## begin Exercise material

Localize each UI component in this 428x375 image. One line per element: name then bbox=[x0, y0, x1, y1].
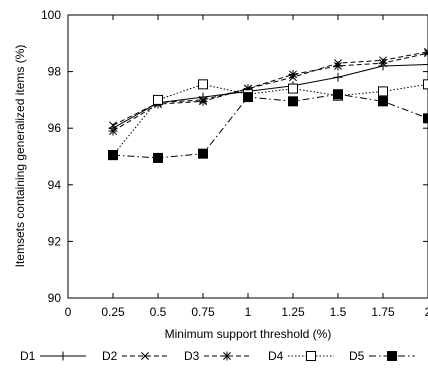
series-group bbox=[109, 48, 428, 162]
marker-shape bbox=[199, 149, 208, 158]
y-tick-label: 94 bbox=[48, 178, 62, 192]
legend-item-d5: D5 bbox=[349, 349, 415, 363]
data-point-d1 bbox=[334, 73, 343, 82]
legend-item-d1: D1 bbox=[20, 349, 86, 363]
y-tick-label: 92 bbox=[48, 234, 62, 248]
legend-marker bbox=[388, 352, 397, 361]
legend-label: D5 bbox=[349, 349, 365, 363]
marker-shape bbox=[424, 80, 428, 89]
data-point-d4 bbox=[154, 95, 163, 104]
data-point-d4 bbox=[379, 87, 388, 96]
marker-shape bbox=[289, 84, 298, 93]
y-tick-label: 90 bbox=[48, 291, 62, 305]
data-point-d5 bbox=[199, 149, 208, 158]
legend-marker bbox=[223, 352, 232, 361]
legend-label: D2 bbox=[102, 349, 118, 363]
data-point-d4 bbox=[289, 84, 298, 93]
series-d4 bbox=[109, 80, 428, 160]
marker-shape bbox=[109, 151, 118, 160]
axis-ticks: 0 0.25 0.5 0.75 1 1.25 1.5 1.75 2 90 92 94 96 98 100 bbox=[41, 8, 428, 319]
legend: D1 D2 D3 D4 D5 bbox=[20, 349, 415, 363]
x-tick-label: 0.25 bbox=[101, 305, 125, 319]
data-point-d5 bbox=[109, 151, 118, 160]
data-point-d3 bbox=[379, 59, 388, 68]
legend-item-d4: D4 bbox=[268, 349, 334, 363]
data-point-d3 bbox=[334, 61, 343, 70]
x-tick-label: 1 bbox=[245, 305, 252, 319]
marker-shape bbox=[334, 90, 343, 99]
data-point-d3 bbox=[199, 97, 208, 106]
marker-shape bbox=[244, 93, 253, 102]
x-tick-label: 1.5 bbox=[330, 305, 347, 319]
marker-shape bbox=[199, 80, 208, 89]
marker-shape bbox=[424, 114, 428, 123]
data-point-d5 bbox=[379, 97, 388, 106]
legend-marker bbox=[59, 352, 68, 361]
data-point-d4 bbox=[424, 80, 428, 89]
data-point-d5 bbox=[244, 93, 253, 102]
legend-label: D1 bbox=[20, 349, 36, 363]
data-point-d1 bbox=[424, 60, 428, 69]
x-tick-label: 0.75 bbox=[191, 305, 215, 319]
y-axis-label: Itemsets containing generalized items (%… bbox=[13, 45, 27, 268]
marker-shape bbox=[307, 352, 316, 361]
data-point-d4 bbox=[199, 80, 208, 89]
data-point-d5 bbox=[289, 97, 298, 106]
marker-shape bbox=[154, 153, 163, 162]
x-tick-label: 0.5 bbox=[150, 305, 167, 319]
marker-shape bbox=[154, 95, 163, 104]
marker-shape bbox=[379, 87, 388, 96]
x-tick-label: 1.75 bbox=[371, 305, 395, 319]
marker-shape bbox=[388, 352, 397, 361]
legend-item-d2: D2 bbox=[102, 349, 168, 363]
x-tick-label: 1.25 bbox=[281, 305, 305, 319]
data-point-d5 bbox=[154, 153, 163, 162]
marker-shape bbox=[289, 97, 298, 106]
legend-marker bbox=[307, 352, 316, 361]
marker-shape bbox=[379, 97, 388, 106]
plot-frame bbox=[68, 15, 428, 298]
y-tick-label: 96 bbox=[48, 121, 62, 135]
legend-label: D3 bbox=[184, 349, 200, 363]
x-tick-label: 0 bbox=[65, 305, 72, 319]
y-tick-label: 98 bbox=[48, 65, 62, 79]
data-point-d5 bbox=[334, 90, 343, 99]
x-axis-label: Minimum support threshold (%) bbox=[165, 327, 332, 341]
data-point-d3 bbox=[289, 70, 298, 79]
legend-item-d3: D3 bbox=[184, 349, 250, 363]
data-point-d3 bbox=[109, 127, 118, 136]
x-tick-label: 2 bbox=[425, 305, 428, 319]
legend-label: D4 bbox=[268, 349, 284, 363]
y-tick-label: 100 bbox=[41, 8, 61, 22]
data-point-d5 bbox=[424, 114, 428, 123]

## end Exercise material

Task objective:
Reproduce the records above with every "marker-shape" changed to "point-marker" and nothing else altered, leaving out the pictures.

Correct response:
Localize each UI component in this 428x375 image. One line per element: name then bbox=[x0, y0, x1, y1].
series-group bbox=[109, 48, 428, 162]
point-marker bbox=[199, 149, 208, 158]
y-tick-label: 94 bbox=[48, 178, 62, 192]
legend-item-d5: D5 bbox=[349, 349, 415, 363]
data-point-d1 bbox=[334, 73, 343, 82]
legend-item-d1: D1 bbox=[20, 349, 86, 363]
y-tick-label: 92 bbox=[48, 234, 62, 248]
legend-marker bbox=[388, 352, 397, 361]
legend-label: D5 bbox=[349, 349, 365, 363]
point-marker bbox=[424, 80, 428, 89]
data-point-d4 bbox=[154, 95, 163, 104]
data-point-d4 bbox=[379, 87, 388, 96]
point-marker bbox=[289, 84, 298, 93]
y-tick-label: 90 bbox=[48, 291, 62, 305]
data-point-d5 bbox=[199, 149, 208, 158]
legend-marker bbox=[223, 352, 232, 361]
legend-label: D2 bbox=[102, 349, 118, 363]
data-point-d4 bbox=[289, 84, 298, 93]
series-d4 bbox=[109, 80, 428, 160]
point-marker bbox=[109, 151, 118, 160]
axis-ticks: 0 0.25 0.5 0.75 1 1.25 1.5 1.75 2 90 92 94 96 98 100 bbox=[41, 8, 428, 319]
legend: D1 D2 D3 D4 D5 bbox=[20, 349, 415, 363]
x-tick-label: 0.25 bbox=[101, 305, 125, 319]
data-point-d5 bbox=[109, 151, 118, 160]
data-point-d3 bbox=[379, 59, 388, 68]
legend-item-d4: D4 bbox=[268, 349, 334, 363]
data-point-d3 bbox=[334, 61, 343, 70]
x-tick-label: 1 bbox=[245, 305, 252, 319]
point-marker bbox=[334, 90, 343, 99]
data-point-d3 bbox=[199, 97, 208, 106]
point-marker bbox=[244, 93, 253, 102]
x-tick-label: 1.5 bbox=[330, 305, 347, 319]
point-marker bbox=[199, 80, 208, 89]
point-marker bbox=[424, 114, 428, 123]
data-point-d5 bbox=[379, 97, 388, 106]
legend-marker bbox=[59, 352, 68, 361]
data-point-d4 bbox=[424, 80, 428, 89]
data-point-d5 bbox=[244, 93, 253, 102]
legend-label: D1 bbox=[20, 349, 36, 363]
data-point-d1 bbox=[424, 60, 428, 69]
x-tick-label: 0.75 bbox=[191, 305, 215, 319]
y-axis-label: Itemsets containing generalized items (%… bbox=[13, 45, 27, 268]
point-marker bbox=[307, 352, 316, 361]
data-point-d4 bbox=[199, 80, 208, 89]
data-point-d5 bbox=[289, 97, 298, 106]
point-marker bbox=[154, 153, 163, 162]
x-tick-label: 0.5 bbox=[150, 305, 167, 319]
point-marker bbox=[154, 95, 163, 104]
point-marker bbox=[379, 87, 388, 96]
x-tick-label: 1.75 bbox=[371, 305, 395, 319]
point-marker bbox=[388, 352, 397, 361]
legend-item-d2: D2 bbox=[102, 349, 168, 363]
x-tick-label: 1.25 bbox=[281, 305, 305, 319]
data-point-d5 bbox=[154, 153, 163, 162]
point-marker bbox=[289, 97, 298, 106]
legend-marker bbox=[307, 352, 316, 361]
point-marker bbox=[379, 97, 388, 106]
plot-frame bbox=[68, 15, 428, 298]
y-tick-label: 96 bbox=[48, 121, 62, 135]
legend-label: D3 bbox=[184, 349, 200, 363]
x-tick-label: 0 bbox=[65, 305, 72, 319]
y-tick-label: 98 bbox=[48, 65, 62, 79]
data-point-d5 bbox=[334, 90, 343, 99]
x-axis-label: Minimum support threshold (%) bbox=[165, 327, 332, 341]
data-point-d3 bbox=[289, 70, 298, 79]
legend-item-d3: D3 bbox=[184, 349, 250, 363]
data-point-d3 bbox=[109, 127, 118, 136]
x-tick-label: 2 bbox=[425, 305, 428, 319]
legend-label: D4 bbox=[268, 349, 284, 363]
y-tick-label: 100 bbox=[41, 8, 61, 22]
data-point-d5 bbox=[424, 114, 428, 123]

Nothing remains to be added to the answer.